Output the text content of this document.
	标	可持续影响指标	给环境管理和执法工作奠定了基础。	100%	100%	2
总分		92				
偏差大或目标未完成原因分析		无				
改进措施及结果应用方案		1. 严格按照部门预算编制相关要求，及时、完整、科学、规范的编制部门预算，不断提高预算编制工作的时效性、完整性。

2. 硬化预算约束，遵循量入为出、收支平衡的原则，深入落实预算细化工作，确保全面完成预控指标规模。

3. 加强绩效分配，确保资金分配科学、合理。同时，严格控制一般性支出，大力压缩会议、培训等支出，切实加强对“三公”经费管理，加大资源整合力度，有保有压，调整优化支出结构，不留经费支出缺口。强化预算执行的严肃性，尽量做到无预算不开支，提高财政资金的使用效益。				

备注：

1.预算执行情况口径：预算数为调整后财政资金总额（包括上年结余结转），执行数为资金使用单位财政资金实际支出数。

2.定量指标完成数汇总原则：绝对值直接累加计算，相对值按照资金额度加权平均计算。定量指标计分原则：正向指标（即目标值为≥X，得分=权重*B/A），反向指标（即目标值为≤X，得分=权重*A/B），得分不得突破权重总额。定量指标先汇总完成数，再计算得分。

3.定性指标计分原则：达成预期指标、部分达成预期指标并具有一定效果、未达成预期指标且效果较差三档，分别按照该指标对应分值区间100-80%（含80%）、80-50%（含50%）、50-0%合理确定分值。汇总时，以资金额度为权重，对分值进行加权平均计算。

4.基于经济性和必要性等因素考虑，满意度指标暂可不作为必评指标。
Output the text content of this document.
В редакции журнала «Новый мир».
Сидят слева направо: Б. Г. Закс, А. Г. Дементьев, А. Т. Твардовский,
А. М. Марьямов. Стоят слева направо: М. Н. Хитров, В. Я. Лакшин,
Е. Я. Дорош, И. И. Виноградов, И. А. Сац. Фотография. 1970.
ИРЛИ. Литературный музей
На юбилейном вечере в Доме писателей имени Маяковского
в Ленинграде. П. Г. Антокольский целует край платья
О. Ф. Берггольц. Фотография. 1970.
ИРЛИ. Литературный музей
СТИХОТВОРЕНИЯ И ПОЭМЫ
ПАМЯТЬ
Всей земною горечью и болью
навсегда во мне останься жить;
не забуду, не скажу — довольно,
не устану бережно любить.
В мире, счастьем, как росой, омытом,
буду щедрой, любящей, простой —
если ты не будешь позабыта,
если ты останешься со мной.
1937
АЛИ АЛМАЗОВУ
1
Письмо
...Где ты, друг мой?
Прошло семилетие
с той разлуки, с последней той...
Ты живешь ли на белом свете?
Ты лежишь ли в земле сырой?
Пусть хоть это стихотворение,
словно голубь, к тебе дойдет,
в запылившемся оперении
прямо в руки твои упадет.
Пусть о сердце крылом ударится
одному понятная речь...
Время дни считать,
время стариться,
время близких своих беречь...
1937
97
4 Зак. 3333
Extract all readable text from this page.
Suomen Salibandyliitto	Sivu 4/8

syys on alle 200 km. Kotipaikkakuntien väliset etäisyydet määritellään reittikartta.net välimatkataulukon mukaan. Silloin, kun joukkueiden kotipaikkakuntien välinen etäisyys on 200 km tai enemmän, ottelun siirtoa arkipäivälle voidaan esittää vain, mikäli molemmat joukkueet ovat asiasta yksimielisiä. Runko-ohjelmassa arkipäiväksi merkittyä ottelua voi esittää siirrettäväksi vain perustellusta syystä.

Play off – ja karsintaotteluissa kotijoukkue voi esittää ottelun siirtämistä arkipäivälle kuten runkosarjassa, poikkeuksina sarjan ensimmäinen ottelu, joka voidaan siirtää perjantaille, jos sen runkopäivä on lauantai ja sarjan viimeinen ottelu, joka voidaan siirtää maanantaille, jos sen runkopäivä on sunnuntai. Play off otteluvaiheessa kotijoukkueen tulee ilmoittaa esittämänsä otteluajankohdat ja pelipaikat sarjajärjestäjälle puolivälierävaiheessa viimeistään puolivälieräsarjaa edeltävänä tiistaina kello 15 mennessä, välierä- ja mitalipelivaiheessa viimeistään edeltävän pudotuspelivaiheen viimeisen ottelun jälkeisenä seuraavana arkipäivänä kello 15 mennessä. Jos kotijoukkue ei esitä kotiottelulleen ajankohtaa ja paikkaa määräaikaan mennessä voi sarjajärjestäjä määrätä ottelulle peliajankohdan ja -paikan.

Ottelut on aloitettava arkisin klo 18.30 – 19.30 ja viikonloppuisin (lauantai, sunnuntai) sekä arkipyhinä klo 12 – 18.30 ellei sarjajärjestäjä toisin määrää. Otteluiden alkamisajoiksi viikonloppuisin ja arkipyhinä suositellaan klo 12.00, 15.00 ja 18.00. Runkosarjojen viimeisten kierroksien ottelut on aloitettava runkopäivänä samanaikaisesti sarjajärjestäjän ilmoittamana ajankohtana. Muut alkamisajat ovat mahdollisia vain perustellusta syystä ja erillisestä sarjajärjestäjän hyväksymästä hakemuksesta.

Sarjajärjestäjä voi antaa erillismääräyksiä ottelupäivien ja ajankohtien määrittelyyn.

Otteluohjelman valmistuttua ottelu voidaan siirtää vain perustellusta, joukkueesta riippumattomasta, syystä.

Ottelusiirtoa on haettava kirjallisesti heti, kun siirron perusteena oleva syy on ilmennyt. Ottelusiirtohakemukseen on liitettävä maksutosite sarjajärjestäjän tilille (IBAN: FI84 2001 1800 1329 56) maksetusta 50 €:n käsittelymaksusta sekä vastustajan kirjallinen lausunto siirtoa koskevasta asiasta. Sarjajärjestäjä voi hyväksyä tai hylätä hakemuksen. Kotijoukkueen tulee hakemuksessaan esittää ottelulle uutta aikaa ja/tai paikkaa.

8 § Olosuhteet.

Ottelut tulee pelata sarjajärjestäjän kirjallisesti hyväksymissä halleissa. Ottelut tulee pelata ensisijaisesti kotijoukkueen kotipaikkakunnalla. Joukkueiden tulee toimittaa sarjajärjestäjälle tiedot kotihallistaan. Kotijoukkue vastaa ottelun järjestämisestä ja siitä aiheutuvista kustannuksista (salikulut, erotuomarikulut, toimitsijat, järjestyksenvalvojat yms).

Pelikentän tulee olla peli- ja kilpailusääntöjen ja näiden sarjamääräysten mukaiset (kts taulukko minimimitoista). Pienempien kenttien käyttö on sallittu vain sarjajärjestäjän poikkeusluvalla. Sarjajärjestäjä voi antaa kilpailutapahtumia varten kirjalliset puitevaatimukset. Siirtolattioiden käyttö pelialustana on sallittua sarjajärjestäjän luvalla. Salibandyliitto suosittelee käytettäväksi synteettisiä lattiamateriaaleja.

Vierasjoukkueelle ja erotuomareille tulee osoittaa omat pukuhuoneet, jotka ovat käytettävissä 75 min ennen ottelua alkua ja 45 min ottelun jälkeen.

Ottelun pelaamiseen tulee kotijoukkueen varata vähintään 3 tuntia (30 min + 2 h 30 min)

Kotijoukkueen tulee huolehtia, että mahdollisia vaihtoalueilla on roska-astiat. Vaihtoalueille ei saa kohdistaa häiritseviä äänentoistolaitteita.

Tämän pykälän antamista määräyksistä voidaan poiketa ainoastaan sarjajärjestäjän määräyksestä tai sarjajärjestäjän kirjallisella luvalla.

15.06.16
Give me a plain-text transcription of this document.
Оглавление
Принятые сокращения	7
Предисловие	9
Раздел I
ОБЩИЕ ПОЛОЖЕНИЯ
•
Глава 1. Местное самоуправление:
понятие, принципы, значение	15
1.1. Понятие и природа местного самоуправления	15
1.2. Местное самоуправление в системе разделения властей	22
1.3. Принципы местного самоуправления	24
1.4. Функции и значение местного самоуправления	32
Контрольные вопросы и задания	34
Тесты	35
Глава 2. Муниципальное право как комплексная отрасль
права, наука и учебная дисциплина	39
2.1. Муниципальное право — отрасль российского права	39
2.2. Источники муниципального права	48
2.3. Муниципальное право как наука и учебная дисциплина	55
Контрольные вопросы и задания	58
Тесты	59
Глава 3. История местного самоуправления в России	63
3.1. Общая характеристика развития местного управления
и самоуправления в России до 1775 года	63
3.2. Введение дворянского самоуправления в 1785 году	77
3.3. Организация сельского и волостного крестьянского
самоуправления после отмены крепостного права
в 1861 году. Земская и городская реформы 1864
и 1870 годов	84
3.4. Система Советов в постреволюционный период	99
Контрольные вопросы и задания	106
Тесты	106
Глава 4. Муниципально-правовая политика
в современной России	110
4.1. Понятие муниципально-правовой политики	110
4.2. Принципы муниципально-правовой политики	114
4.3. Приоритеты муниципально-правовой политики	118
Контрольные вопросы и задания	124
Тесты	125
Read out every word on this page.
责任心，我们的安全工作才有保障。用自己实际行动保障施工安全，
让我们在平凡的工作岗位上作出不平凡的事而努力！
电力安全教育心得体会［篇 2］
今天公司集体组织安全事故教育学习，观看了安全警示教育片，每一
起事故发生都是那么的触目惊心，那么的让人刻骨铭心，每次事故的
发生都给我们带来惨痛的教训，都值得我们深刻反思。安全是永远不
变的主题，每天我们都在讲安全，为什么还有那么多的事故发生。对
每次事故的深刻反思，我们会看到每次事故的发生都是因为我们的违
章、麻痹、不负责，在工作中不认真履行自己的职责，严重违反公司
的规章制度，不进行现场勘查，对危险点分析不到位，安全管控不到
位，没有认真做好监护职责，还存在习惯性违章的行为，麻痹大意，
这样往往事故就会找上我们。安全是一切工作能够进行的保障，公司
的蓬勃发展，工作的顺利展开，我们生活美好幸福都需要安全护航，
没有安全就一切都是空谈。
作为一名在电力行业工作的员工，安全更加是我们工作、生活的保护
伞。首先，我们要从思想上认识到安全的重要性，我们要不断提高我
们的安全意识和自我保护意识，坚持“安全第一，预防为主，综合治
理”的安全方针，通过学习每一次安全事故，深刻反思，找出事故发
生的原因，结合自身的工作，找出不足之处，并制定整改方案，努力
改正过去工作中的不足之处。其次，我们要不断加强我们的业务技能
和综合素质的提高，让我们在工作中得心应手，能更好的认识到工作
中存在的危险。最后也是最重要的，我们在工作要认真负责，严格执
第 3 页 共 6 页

#### [Directions for this task]
Transcribe, word for word, every line from the one containing "Read out every word on this page." through the final line of the entries, and nothing else.

#### [Output for this task]
Read out every word on this page.
责任心，我们的安全工作才有保障。用自己实际行动保障施工安全，
让我们在平凡的工作岗位上作出不平凡的事而努力！
电力安全教育心得体会［篇 2］
今天公司集体组织安全事故教育学习，观看了安全警示教育片，每一
起事故发生都是那么的触目惊心，那么的让人刻骨铭心，每次事故的
发生都给我们带来惨痛的教训，都值得我们深刻反思。安全是永远不
变的主题，每天我们都在讲安全，为什么还有那么多的事故发生。对
每次事故的深刻反思，我们会看到每次事故的发生都是因为我们的违
章、麻痹、不负责，在工作中不认真履行自己的职责，严重违反公司
的规章制度，不进行现场勘查，对危险点分析不到位，安全管控不到
位，没有认真做好监护职责，还存在习惯性违章的行为，麻痹大意，
这样往往事故就会找上我们。安全是一切工作能够进行的保障，公司
的蓬勃发展，工作的顺利展开，我们生活美好幸福都需要安全护航，
没有安全就一切都是空谈。
作为一名在电力行业工作的员工，安全更加是我们工作、生活的保护
伞。首先，我们要从思想上认识到安全的重要性，我们要不断提高我
们的安全意识和自我保护意识，坚持“安全第一，预防为主，综合治
理”的安全方针，通过学习每一次安全事故，深刻反思，找出事故发
生的原因，结合自身的工作，找出不足之处，并制定整改方案，努力
改正过去工作中的不足之处。其次，我们要不断加强我们的业务技能
和综合素质的提高，让我们在工作中得心应手，能更好的认识到工作
中存在的危险。最后也是最重要的，我们在工作要认真负责，严格执
第 3 页 共 6 页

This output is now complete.